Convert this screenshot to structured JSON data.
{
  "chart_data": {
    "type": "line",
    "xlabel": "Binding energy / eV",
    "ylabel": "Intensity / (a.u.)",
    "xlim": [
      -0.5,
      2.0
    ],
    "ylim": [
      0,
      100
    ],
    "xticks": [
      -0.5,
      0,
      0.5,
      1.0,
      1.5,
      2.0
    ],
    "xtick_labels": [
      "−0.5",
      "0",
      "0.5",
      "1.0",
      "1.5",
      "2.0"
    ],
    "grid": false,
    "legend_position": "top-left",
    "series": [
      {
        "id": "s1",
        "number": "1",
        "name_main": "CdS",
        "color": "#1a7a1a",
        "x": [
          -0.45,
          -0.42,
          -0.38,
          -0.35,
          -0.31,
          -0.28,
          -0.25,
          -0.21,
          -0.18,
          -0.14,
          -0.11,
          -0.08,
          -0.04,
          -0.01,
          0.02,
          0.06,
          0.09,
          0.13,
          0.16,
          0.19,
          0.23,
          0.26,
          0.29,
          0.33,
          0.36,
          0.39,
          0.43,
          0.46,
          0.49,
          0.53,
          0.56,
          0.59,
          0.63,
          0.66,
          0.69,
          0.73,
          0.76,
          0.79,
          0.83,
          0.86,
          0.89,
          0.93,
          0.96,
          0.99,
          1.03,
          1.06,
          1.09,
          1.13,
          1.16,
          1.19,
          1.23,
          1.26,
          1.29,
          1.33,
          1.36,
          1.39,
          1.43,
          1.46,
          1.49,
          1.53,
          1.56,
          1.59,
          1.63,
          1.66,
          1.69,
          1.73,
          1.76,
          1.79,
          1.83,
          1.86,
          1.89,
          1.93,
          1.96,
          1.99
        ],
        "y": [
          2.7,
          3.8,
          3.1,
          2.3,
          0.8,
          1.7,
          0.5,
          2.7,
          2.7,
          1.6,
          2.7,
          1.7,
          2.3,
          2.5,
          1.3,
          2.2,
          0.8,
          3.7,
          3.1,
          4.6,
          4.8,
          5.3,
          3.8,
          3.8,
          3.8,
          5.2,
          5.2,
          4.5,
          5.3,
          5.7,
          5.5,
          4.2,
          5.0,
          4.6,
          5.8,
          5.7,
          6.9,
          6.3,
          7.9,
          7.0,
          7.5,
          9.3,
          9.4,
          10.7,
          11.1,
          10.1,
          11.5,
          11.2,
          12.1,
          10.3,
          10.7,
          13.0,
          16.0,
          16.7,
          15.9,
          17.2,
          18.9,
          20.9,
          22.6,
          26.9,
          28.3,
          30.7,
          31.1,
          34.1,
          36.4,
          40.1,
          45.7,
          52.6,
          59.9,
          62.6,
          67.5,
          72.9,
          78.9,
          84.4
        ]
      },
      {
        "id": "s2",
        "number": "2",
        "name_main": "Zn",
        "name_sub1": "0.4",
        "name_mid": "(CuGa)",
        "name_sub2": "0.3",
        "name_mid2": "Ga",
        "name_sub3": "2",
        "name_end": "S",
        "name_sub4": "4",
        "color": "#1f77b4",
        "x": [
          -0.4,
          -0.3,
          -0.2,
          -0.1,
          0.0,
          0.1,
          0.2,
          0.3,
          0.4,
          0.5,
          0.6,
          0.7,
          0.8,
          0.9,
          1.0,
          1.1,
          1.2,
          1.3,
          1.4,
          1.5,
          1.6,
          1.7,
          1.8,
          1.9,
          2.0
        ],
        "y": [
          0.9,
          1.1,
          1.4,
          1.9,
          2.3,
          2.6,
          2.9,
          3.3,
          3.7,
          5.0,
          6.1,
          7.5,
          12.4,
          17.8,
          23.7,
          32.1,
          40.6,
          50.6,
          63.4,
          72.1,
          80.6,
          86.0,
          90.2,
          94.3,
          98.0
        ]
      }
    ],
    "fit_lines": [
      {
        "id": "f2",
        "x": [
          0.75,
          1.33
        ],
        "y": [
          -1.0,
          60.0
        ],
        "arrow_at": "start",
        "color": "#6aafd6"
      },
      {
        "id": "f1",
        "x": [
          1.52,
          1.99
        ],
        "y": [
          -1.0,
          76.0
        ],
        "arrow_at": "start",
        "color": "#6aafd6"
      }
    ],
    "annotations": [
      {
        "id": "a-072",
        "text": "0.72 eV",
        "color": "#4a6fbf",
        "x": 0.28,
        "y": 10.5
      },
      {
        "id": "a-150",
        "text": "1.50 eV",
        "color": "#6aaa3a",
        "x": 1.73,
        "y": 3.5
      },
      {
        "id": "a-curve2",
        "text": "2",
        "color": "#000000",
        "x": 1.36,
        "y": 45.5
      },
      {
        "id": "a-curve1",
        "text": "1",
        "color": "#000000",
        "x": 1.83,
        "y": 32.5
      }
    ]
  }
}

## [TASK PROMPT]
Output the listing above exactly as it appears.

## [RESULT OF THIS EXERCISE]
Convert this screenshot to structured JSON data.
{
  "chart_data": {
    "type": "line",
    "xlabel": "Binding energy / eV",
    "ylabel": "Intensity / (a.u.)",
    "xlim": [
      -0.5,
      2.0
    ],
    "ylim": [
      0,
      100
    ],
    "xticks": [
      -0.5,
      0,
      0.5,
      1.0,
      1.5,
      2.0
    ],
    "xtick_labels": [
      "−0.5",
      "0",
      "0.5",
      "1.0",
      "1.5",
      "2.0"
    ],
    "grid": false,
    "legend_position": "top-left",
    "series": [
      {
        "id": "s1",
        "number": "1",
        "name_main": "CdS",
        "color": "#1a7a1a",
        "x": [
          -0.45,
          -0.42,
          -0.38,
          -0.35,
          -0.31,
          -0.28,
          -0.25,
          -0.21,
          -0.18,
          -0.14,
          -0.11,
          -0.08,
          -0.04,
          -0.01,
          0.02,
          0.06,
          0.09,
          0.13,
          0.16,
          0.19,
          0.23,
          0.26,
          0.29,
          0.33,
          0.36,
          0.39,
          0.43,
          0.46,
          0.49,
          0.53,
          0.56,
          0.59,
          0.63,
          0.66,
          0.69,
          0.73,
          0.76,
          0.79,
          0.83,
          0.86,
          0.89,
          0.93,
          0.96,
          0.99,
          1.03,
          1.06,
          1.09,
          1.13,
          1.16,
          1.19,
          1.23,
          1.26,
          1.29,
          1.33,
          1.36,
          1.39,
          1.43,
          1.46,
          1.49,
          1.53,
          1.56,
          1.59,
          1.63,
          1.66,
          1.69,
          1.73,
          1.76,
          1.79,
          1.83,
          1.86,
          1.89,
          1.93,
          1.96,
          1.99
        ],
        "y": [
          2.7,
          3.8,
          3.1,
          2.3,
          0.8,
          1.7,
          0.5,
          2.7,
          2.7,
          1.6,
          2.7,
          1.7,
          2.3,
          2.5,
          1.3,
          2.2,
          0.8,
          3.7,
          3.1,
          4.6,
          4.8,
          5.3,
          3.8,
          3.8,
          3.8,
          5.2,
          5.2,
          4.5,
          5.3,
          5.7,
          5.5,
          4.2,
          5.0,
          4.6,
          5.8,
          5.7,
          6.9,
          6.3,
          7.9,
          7.0,
          7.5,
          9.3,
          9.4,
          10.7,
          11.1,
          10.1,
          11.5,
          11.2,
          12.1,
          10.3,
          10.7,
          13.0,
          16.0,
          16.7,
          15.9,
          17.2,
          18.9,
          20.9,
          22.6,
          26.9,
          28.3,
          30.7,
          31.1,
          34.1,
          36.4,
          40.1,
          45.7,
          52.6,
          59.9,
          62.6,
          67.5,
          72.9,
          78.9,
          84.4
        ]
      },
      {
        "id": "s2",
        "number": "2",
        "name_main": "Zn",
        "name_sub1": "0.4",
        "name_mid": "(CuGa)",
        "name_sub2": "0.3",
        "name_mid2": "Ga",
        "name_sub3": "2",
        "name_end": "S",
        "name_sub4": "4",
        "color": "#1f77b4",
        "x": [
          -0.4,
          -0.3,
          -0.2,
          -0.1,
          0.0,
          0.1,
          0.2,
          0.3,
          0.4,
          0.5,
          0.6,
          0.7,
          0.8,
          0.9,
          1.0,
          1.1,
          1.2,
          1.3,
          1.4,
          1.5,
          1.6,
          1.7,
          1.8,
          1.9,
          2.0
        ],
        "y": [
          0.9,
          1.1,
          1.4,
          1.9,
          2.3,
          2.6,
          2.9,
          3.3,
          3.7,
          5.0,
          6.1,
          7.5,
          12.4,
          17.8,
          23.7,
          32.1,
          40.6,
          50.6,
          63.4,
          72.1,
          80.6,
          86.0,
          90.2,
          94.3,
          98.0
        ]
      }
    ],
    "fit_lines": [
      {
        "id": "f2",
        "x": [
          0.75,
          1.33
        ],
        "y": [
          -1.0,
          60.0
        ],
        "arrow_at": "start",
        "color": "#6aafd6"
      },
      {
        "id": "f1",
        "x": [
          1.52,
          1.99
        ],
        "y": [
          -1.0,
          76.0
        ],
        "arrow_at": "start",
        "color": "#6aafd6"
      }
    ],
    "annotations": [
      {
        "id": "a-072",
        "text": "0.72 eV",
        "color": "#4a6fbf",
        "x": 0.28,
        "y": 10.5
      },
      {
        "id": "a-150",
        "text": "1.50 eV",
        "color": "#6aaa3a",
        "x": 1.73,
        "y": 3.5
      },
      {
        "id": "a-curve2",
        "text": "2",
        "color": "#000000",
        "x": 1.36,
        "y": 45.5
      },
      {
        "id": "a-curve1",
        "text": "1",
        "color": "#000000",
        "x": 1.83,
        "y": 32.5
      }
    ]
  }
}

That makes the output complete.